__Task instructions__.
Return every line below in which "domains" appears.

________________________

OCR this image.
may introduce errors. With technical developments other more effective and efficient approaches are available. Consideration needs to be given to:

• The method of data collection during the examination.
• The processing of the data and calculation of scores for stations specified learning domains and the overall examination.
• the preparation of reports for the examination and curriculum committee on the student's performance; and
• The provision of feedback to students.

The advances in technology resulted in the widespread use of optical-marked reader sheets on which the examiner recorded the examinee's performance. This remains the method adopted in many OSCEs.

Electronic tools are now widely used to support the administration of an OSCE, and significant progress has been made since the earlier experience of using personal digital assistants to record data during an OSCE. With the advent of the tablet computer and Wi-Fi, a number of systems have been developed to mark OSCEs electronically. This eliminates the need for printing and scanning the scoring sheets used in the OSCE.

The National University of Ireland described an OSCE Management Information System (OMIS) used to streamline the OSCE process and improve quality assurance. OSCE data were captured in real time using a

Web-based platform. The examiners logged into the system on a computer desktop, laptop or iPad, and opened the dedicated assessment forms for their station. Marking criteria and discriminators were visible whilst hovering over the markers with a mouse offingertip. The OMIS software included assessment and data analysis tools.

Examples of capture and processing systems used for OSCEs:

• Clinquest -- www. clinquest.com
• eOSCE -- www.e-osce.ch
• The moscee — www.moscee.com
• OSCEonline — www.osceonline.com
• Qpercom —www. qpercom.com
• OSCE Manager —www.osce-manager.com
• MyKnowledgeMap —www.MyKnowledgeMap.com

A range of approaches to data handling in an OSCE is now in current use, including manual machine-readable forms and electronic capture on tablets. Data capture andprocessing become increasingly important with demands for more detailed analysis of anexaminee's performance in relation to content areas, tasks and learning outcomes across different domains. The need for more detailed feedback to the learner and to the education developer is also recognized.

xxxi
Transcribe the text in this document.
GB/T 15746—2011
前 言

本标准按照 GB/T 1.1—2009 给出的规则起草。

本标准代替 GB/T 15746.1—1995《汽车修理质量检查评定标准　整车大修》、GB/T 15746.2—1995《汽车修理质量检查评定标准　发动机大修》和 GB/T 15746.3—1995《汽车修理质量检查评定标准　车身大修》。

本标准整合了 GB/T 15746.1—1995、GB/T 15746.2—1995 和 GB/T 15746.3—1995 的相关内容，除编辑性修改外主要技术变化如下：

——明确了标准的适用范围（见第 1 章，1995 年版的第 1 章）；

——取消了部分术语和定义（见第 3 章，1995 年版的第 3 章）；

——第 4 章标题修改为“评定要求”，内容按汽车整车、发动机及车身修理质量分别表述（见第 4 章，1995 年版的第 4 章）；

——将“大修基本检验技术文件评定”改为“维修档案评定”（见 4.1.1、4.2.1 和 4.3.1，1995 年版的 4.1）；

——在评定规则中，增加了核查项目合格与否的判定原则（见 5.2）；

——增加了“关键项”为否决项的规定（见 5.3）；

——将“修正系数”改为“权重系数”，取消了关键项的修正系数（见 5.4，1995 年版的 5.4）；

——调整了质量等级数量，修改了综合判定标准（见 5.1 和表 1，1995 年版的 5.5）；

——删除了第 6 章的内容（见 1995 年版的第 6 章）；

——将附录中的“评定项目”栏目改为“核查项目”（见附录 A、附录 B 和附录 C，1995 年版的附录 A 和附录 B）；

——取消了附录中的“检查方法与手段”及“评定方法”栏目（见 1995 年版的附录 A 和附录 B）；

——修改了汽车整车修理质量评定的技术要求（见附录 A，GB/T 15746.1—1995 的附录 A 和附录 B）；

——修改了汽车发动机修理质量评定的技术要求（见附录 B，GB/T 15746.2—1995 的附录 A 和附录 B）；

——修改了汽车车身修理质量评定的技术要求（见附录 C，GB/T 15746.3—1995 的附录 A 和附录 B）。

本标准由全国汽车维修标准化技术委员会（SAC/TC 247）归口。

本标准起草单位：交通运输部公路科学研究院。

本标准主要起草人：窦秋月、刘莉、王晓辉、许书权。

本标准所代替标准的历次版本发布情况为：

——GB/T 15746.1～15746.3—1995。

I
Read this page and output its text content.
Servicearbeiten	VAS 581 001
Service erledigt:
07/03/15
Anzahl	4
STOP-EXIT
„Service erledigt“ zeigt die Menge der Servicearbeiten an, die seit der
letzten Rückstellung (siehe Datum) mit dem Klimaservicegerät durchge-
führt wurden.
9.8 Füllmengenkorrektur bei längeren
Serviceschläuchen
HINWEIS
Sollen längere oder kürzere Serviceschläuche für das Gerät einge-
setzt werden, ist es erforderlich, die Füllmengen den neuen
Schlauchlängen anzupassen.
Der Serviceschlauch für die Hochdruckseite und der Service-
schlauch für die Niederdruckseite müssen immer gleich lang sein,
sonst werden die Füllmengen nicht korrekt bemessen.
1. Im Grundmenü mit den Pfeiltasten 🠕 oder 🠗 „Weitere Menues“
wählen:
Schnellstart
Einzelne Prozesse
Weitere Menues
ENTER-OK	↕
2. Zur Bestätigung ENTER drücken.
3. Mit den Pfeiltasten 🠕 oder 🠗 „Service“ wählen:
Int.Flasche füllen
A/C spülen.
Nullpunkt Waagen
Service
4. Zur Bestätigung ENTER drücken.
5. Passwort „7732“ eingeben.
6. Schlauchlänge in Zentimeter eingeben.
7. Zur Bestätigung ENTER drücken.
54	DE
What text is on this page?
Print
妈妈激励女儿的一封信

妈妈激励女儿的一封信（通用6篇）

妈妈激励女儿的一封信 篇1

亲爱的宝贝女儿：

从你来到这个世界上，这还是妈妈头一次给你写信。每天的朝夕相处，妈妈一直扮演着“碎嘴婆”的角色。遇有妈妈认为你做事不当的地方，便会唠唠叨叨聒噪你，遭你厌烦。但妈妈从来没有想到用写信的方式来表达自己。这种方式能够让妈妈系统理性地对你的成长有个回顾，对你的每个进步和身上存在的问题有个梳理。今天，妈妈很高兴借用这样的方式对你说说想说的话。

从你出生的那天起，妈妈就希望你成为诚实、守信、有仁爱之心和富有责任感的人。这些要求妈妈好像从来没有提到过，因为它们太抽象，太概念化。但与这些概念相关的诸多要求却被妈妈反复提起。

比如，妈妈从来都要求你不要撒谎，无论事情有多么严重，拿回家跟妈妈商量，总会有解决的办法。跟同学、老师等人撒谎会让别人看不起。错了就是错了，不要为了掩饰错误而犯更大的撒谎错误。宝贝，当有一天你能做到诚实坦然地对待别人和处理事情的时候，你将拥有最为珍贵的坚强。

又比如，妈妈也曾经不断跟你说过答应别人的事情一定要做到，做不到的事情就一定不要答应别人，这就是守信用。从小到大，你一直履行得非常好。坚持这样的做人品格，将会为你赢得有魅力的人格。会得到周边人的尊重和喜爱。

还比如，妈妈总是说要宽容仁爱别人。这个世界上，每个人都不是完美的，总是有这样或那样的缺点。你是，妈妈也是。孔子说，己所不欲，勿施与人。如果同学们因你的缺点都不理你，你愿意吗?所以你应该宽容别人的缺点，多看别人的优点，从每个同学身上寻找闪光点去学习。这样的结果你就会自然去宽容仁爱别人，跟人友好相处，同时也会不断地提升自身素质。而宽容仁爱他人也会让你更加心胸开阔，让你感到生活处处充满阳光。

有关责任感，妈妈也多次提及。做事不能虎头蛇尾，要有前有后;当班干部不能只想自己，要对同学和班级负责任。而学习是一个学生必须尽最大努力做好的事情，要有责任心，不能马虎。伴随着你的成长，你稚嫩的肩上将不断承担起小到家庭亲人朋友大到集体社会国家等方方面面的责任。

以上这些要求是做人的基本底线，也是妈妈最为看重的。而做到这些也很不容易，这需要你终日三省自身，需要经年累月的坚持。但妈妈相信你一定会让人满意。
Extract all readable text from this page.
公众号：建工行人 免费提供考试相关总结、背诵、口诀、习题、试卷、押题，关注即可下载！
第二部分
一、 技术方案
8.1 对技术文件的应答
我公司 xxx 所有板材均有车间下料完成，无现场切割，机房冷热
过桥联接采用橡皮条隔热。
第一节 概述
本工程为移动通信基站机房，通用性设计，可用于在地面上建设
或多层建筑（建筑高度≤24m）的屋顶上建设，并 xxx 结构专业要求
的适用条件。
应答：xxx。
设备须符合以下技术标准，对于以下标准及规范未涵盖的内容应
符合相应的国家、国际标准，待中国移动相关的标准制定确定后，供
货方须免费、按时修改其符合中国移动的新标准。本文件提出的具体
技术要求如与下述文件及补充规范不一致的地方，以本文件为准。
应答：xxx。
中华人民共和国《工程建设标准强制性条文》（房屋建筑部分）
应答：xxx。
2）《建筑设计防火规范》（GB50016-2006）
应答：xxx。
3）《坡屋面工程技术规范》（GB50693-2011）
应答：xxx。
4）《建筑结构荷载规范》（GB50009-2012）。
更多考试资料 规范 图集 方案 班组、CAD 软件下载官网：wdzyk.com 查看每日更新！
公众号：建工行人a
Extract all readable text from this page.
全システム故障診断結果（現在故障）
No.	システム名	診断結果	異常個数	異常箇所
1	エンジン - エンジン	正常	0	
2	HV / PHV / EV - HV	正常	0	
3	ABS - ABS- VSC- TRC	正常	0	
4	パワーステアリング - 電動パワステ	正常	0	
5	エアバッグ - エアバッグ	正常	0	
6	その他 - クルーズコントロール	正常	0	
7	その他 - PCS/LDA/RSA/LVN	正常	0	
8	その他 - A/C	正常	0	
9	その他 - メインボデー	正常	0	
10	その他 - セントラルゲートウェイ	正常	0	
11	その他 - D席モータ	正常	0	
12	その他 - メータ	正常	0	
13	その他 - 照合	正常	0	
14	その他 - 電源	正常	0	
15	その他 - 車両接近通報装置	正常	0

________________________

__Response to the task__.
• The processing of the data and calculation of scores for stations specified learning domains and the overall examination.
A range of approaches to data handling in an OSCE is now in current use, including manual machine-readable forms and electronic capture on tablets. Data capture andprocessing become increasingly important with demands for more detailed analysis of anexaminee's performance in relation to content areas, tasks and learning outcomes across different domains. The need for more detailed feedback to the learner and to the education developer is also recognized.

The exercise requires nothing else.